## What is required:
Restate the entries below word for word, omitting nothing.

==== Given records

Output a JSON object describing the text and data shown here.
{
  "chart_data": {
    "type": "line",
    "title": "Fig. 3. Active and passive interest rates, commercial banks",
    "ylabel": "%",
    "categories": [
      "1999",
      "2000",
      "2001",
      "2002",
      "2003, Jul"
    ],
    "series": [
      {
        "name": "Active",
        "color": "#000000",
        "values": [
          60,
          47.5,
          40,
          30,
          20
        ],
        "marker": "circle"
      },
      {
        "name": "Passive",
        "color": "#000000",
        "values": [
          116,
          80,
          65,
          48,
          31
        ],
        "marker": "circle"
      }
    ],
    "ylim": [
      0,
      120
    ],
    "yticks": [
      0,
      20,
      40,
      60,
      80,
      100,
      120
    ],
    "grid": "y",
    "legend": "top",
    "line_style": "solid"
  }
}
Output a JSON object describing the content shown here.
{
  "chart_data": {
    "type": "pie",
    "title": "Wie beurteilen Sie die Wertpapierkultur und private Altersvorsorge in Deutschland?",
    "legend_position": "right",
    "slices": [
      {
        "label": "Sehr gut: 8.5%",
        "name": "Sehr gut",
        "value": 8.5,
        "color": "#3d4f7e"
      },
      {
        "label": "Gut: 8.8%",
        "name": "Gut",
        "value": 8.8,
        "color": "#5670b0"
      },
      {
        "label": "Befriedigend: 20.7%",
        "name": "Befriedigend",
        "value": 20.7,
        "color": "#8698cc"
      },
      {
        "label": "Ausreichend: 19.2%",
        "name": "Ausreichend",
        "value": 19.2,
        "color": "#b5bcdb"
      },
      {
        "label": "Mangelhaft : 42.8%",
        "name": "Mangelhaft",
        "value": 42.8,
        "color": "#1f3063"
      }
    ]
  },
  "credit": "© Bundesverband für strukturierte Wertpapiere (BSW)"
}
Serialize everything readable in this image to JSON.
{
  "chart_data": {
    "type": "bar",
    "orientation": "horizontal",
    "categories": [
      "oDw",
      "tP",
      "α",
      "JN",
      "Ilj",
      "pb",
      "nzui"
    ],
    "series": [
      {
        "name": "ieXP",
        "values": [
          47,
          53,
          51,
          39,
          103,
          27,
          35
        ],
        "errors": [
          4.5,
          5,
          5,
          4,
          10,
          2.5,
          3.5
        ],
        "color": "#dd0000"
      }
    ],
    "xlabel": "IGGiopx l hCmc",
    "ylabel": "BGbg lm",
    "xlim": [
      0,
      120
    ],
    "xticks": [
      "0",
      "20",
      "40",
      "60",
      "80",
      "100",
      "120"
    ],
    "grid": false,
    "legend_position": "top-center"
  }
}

========

## Solution to the exercise:
Output a JSON object describing the text and data shown here.
{
  "chart_data": {
    "type": "line",
    "title": "Fig. 3. Active and passive interest rates, commercial banks",
    "ylabel": "%",
    "categories": [
      "1999",
      "2000",
      "2001",
      "2002",
      "2003, Jul"
    ],
    "series": [
      {
        "name": "Active",
        "color": "#000000",
        "values": [
          60,
          47.5,
          40,
          30,
          20
        ],
        "marker": "circle"
      },
      {
        "name": "Passive",
        "color": "#000000",
        "values": [
          116,
          80,
          65,
          48,
          31
        ],
        "marker": "circle"
      }
    ],
    "ylim": [
      0,
      120
    ],
    "yticks": [
      0,
      20,
      40,
      60,
      80,
      100,
      120
    ],
    "grid": "y",
    "legend": "top",
    "line_style": "solid"
  }
}
Output a JSON object describing the content shown here.
{
  "chart_data": {
    "type": "pie",
    "title": "Wie beurteilen Sie die Wertpapierkultur und private Altersvorsorge in Deutschland?",
    "legend_position": "right",
    "slices": [
      {
        "label": "Sehr gut: 8.5%",
        "name": "Sehr gut",
        "value": 8.5,
        "color": "#3d4f7e"
      },
      {
        "label": "Gut: 8.8%",
        "name": "Gut",
        "value": 8.8,
        "color": "#5670b0"
      },
      {
        "label": "Befriedigend: 20.7%",
        "name": "Befriedigend",
        "value": 20.7,
        "color": "#8698cc"
      },
      {
        "label": "Ausreichend: 19.2%",
        "name": "Ausreichend",
        "value": 19.2,
        "color": "#b5bcdb"
      },
      {
        "label": "Mangelhaft : 42.8%",
        "name": "Mangelhaft",
        "value": 42.8,
        "color": "#1f3063"
      }
    ]
  },
  "credit": "© Bundesverband für strukturierte Wertpapiere (BSW)"
}
Serialize everything readable in this image to JSON.
{
  "chart_data": {
    "type": "bar",
    "orientation": "horizontal",
    "categories": [
      "oDw",
      "tP",
      "α",
      "JN",
      "Ilj",
      "pb",
      "nzui"
    ],
    "series": [
      {
        "name": "ieXP",
        "values": [
          47,
          53,
          51,
          39,
          103,
          27,
          35
        ],
        "errors": [
          4.5,
          5,
          5,
          4,
          10,
          2.5,
          3.5
        ],
        "color": "#dd0000"
      }
    ],
    "xlabel": "IGGiopx l hCmc",
    "ylabel": "BGbg lm",
    "xlim": [
      0,
      120
    ],
    "xticks": [
      "0",
      "20",
      "40",
      "60",
      "80",
      "100",
      "120"
    ],
    "grid": false,
    "legend_position": "top-center"
  }
}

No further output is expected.